─── Dataset excerpts ───

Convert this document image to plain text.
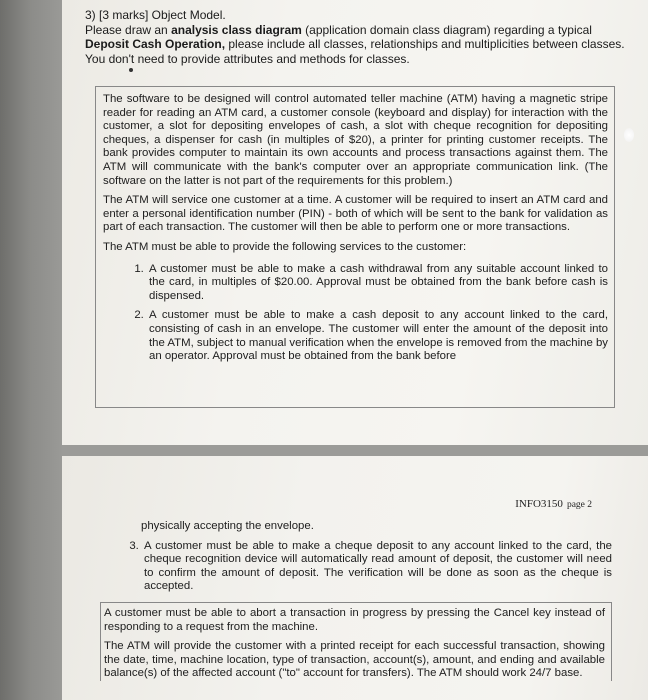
3) [3 marks] Object Model.
Please draw an analysis class diagram (application domain class diagram) regarding a typical Deposit Cash Operation, please include all classes, relationships and multiplicities between classes. You don't need to provide attributes and methods for classes.

The software to be designed will control automated teller machine (ATM) having a magnetic stripe reader for reading an ATM card, a customer console (keyboard and display) for interaction with the customer, a slot for depositing envelopes of cash, a slot with cheque recognition for depositing cheques, a dispenser for cash (in multiples of $20), a printer for printing customer receipts. The bank provides computer to maintain its own accounts and process transactions against them. The ATM will communicate with the bank's computer over an appropriate communication link. (The software on the latter is not part of the requirements for this problem.)

The ATM will service one customer at a time. A customer will be required to insert an ATM card and enter a personal identification number (PIN) - both of which will be sent to the bank for validation as part of each transaction. The customer will then be able to perform one or more transactions.

The ATM must be able to provide the following services to the customer:

1. A customer must be able to make a cash withdrawal from any suitable account linked to the card, in multiples of $20.00. Approval must be obtained from the bank before cash is dispensed.
2. A customer must be able to make a cash deposit to any account linked to the card, consisting of cash in an envelope. The customer will enter the amount of the deposit into the ATM, subject to manual verification when the envelope is removed from the machine by an operator. Approval must be obtained from the bank before
INFO3150 page 2
physically accepting the envelope.
3. A customer must be able to make a cheque deposit to any account linked to the card, the cheque recognition device will automatically read amount of deposit, the customer will need to confirm the amount of deposit. The verification will be done as soon as the cheque is accepted.

A customer must be able to abort a transaction in progress by pressing the Cancel key instead of responding to a request from the machine.

The ATM will provide the customer with a printed receipt for each successful transaction, showing the date, time, machine location, type of transaction, account(s), amount, and ending and available balance(s) of the affected account ("to" account for transfers). The ATM should work 24/7 base.
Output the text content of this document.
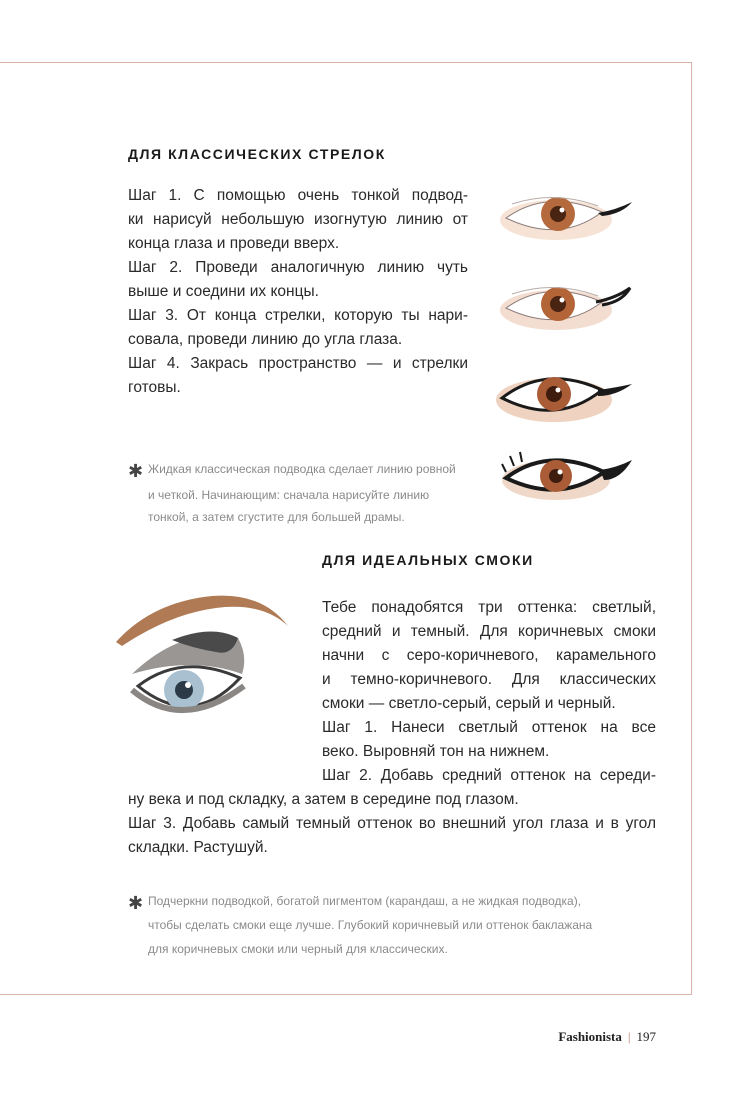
ДЛЯ КЛАССИЧЕСКИХ СТРЕЛОК
Шаг 1. С помощью очень тонкой подвод-
ки нарисуй небольшую изогнутую линию от
конца глаза и проведи вверх.
Шаг 2. Проведи аналогичную линию чуть
выше и соедини их концы.
Шаг 3. От конца стрелки, которую ты нари-
совала, проведи линию до угла глаза.
Шаг 4. Закрась пространство — и стрелки
готовы.
✱ Жидкая классическая подводка сделает линию ровной
и четкой. Начинающим: сначала нарисуйте линию
тонкой, а затем сгустите для большей драмы.
ДЛЯ ИДЕАЛЬНЫХ СМОКИ
Тебе понадобятся три оттенка: светлый,
средний и темный. Для коричневых смоки
начни с серо-коричневого, карамельного
и темно-коричневого. Для классических
смоки — светло-серый, серый и черный.
Шаг 1. Нанеси светлый оттенок на все
веко. Выровняй тон на нижнем.
Шаг 2. Добавь средний оттенок на середи-
ну века и под складку, а затем в середине под глазом.
Шаг 3. Добавь самый темный оттенок во внешний угол глаза и в угол
складки. Растушуй.
✱ Подчеркни подводкой, богатой пигментом (карандаш, а не жидкая подводка),
чтобы сделать смоки еще лучше. Глубокий коричневый или оттенок баклажана
для коричневых смоки или черный для классических.
Fashionista | 197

───

- [Work to complete]
Choose all lines containing the string "machine" and copy them out.

- [Response for this exercise]
The software to be designed will control automated teller machine (ATM) having a magnetic stripe reader for reading an ATM card, a customer console (keyboard and display) for interaction with the customer, a slot for depositing envelopes of cash, a slot with cheque recognition for depositing cheques, a dispenser for cash (in multiples of $20), a printer for printing customer receipts. The bank provides computer to maintain its own accounts and process transactions against them. The ATM will communicate with the bank's computer over an appropriate communication link. (The software on the latter is not part of the requirements for this problem.)
2. A customer must be able to make a cash deposit to any account linked to the card, consisting of cash in an envelope. The customer will enter the amount of the deposit into the ATM, subject to manual verification when the envelope is removed from the machine by an operator. Approval must be obtained from the bank before
A customer must be able to abort a transaction in progress by pressing the Cancel key instead of responding to a request from the machine.
The ATM will provide the customer with a printed receipt for each successful transaction, showing the date, time, machine location, type of transaction, account(s), amount, and ending and available balance(s) of the affected account ("to" account for transfers). The ATM should work 24/7 base.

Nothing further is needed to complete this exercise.